Task description: Write out the data below in full. Keep it exact.

## Begin Supplied entries

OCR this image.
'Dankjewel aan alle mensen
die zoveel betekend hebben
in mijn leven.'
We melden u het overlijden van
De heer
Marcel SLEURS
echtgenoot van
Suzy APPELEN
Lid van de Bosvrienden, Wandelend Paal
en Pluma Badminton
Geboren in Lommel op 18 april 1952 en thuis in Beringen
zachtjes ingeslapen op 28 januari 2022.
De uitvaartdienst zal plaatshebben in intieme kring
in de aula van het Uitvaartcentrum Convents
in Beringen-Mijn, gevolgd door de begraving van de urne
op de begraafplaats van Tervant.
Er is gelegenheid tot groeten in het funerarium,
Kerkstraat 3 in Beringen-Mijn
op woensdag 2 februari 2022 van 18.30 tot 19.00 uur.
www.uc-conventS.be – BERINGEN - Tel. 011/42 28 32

## End Supplied entries

Answer to the task:
OCR this image.
'Dankjewel aan alle mensen
die zoveel betekend hebben
in mijn leven.'
We melden u het overlijden van
De heer
Marcel SLEURS
echtgenoot van
Suzy APPELEN
Lid van de Bosvrienden, Wandelend Paal
en Pluma Badminton
Geboren in Lommel op 18 april 1952 en thuis in Beringen
zachtjes ingeslapen op 28 januari 2022.
De uitvaartdienst zal plaatshebben in intieme kring
in de aula van het Uitvaartcentrum Convents
in Beringen-Mijn, gevolgd door de begraving van de urne
op de begraafplaats van Tervant.
Er is gelegenheid tot groeten in het funerarium,
Kerkstraat 3 in Beringen-Mijn
op woensdag 2 februari 2022 van 18.30 tot 19.00 uur.
www.uc-conventS.be – BERINGEN - Tel. 011/42 28 32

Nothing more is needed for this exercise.